=== What the task requires ===
Can you give all the records again without altering a single character?

* * *

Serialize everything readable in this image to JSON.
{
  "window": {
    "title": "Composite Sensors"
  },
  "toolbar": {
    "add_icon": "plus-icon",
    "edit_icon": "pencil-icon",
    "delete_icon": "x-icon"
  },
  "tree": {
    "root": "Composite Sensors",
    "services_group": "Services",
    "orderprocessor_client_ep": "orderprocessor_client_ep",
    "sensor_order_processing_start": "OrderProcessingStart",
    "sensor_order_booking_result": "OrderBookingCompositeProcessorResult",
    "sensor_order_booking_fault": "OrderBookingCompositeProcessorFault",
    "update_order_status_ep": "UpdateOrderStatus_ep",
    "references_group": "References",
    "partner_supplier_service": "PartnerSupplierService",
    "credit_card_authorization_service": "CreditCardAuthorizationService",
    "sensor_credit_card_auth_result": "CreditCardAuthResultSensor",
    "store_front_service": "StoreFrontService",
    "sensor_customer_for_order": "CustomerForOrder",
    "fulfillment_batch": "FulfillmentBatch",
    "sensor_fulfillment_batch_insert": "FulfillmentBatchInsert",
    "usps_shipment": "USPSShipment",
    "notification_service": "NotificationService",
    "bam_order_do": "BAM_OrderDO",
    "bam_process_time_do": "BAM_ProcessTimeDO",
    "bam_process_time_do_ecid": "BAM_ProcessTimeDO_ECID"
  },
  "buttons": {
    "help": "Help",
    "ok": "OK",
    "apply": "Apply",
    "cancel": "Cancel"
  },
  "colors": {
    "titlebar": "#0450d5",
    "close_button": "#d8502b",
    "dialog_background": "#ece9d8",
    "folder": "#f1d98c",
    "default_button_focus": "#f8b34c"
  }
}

* * *

=== Solved problem ===
Serialize everything readable in this image to JSON.
{
  "window": {
    "title": "Composite Sensors"
  },
  "toolbar": {
    "add_icon": "plus-icon",
    "edit_icon": "pencil-icon",
    "delete_icon": "x-icon"
  },
  "tree": {
    "root": "Composite Sensors",
    "services_group": "Services",
    "orderprocessor_client_ep": "orderprocessor_client_ep",
    "sensor_order_processing_start": "OrderProcessingStart",
    "sensor_order_booking_result": "OrderBookingCompositeProcessorResult",
    "sensor_order_booking_fault": "OrderBookingCompositeProcessorFault",
    "update_order_status_ep": "UpdateOrderStatus_ep",
    "references_group": "References",
    "partner_supplier_service": "PartnerSupplierService",
    "credit_card_authorization_service": "CreditCardAuthorizationService",
    "sensor_credit_card_auth_result": "CreditCardAuthResultSensor",
    "store_front_service": "StoreFrontService",
    "sensor_customer_for_order": "CustomerForOrder",
    "fulfillment_batch": "FulfillmentBatch",
    "sensor_fulfillment_batch_insert": "FulfillmentBatchInsert",
    "usps_shipment": "USPSShipment",
    "notification_service": "NotificationService",
    "bam_order_do": "BAM_OrderDO",
    "bam_process_time_do": "BAM_ProcessTimeDO",
    "bam_process_time_do_ecid": "BAM_ProcessTimeDO_ECID"
  },
  "buttons": {
    "help": "Help",
    "ok": "OK",
    "apply": "Apply",
    "cancel": "Cancel"
  },
  "colors": {
    "titlebar": "#0450d5",
    "close_button": "#d8502b",
    "dialog_background": "#ece9d8",
    "folder": "#f1d98c",
    "default_button_focus": "#f8b34c"
  }
}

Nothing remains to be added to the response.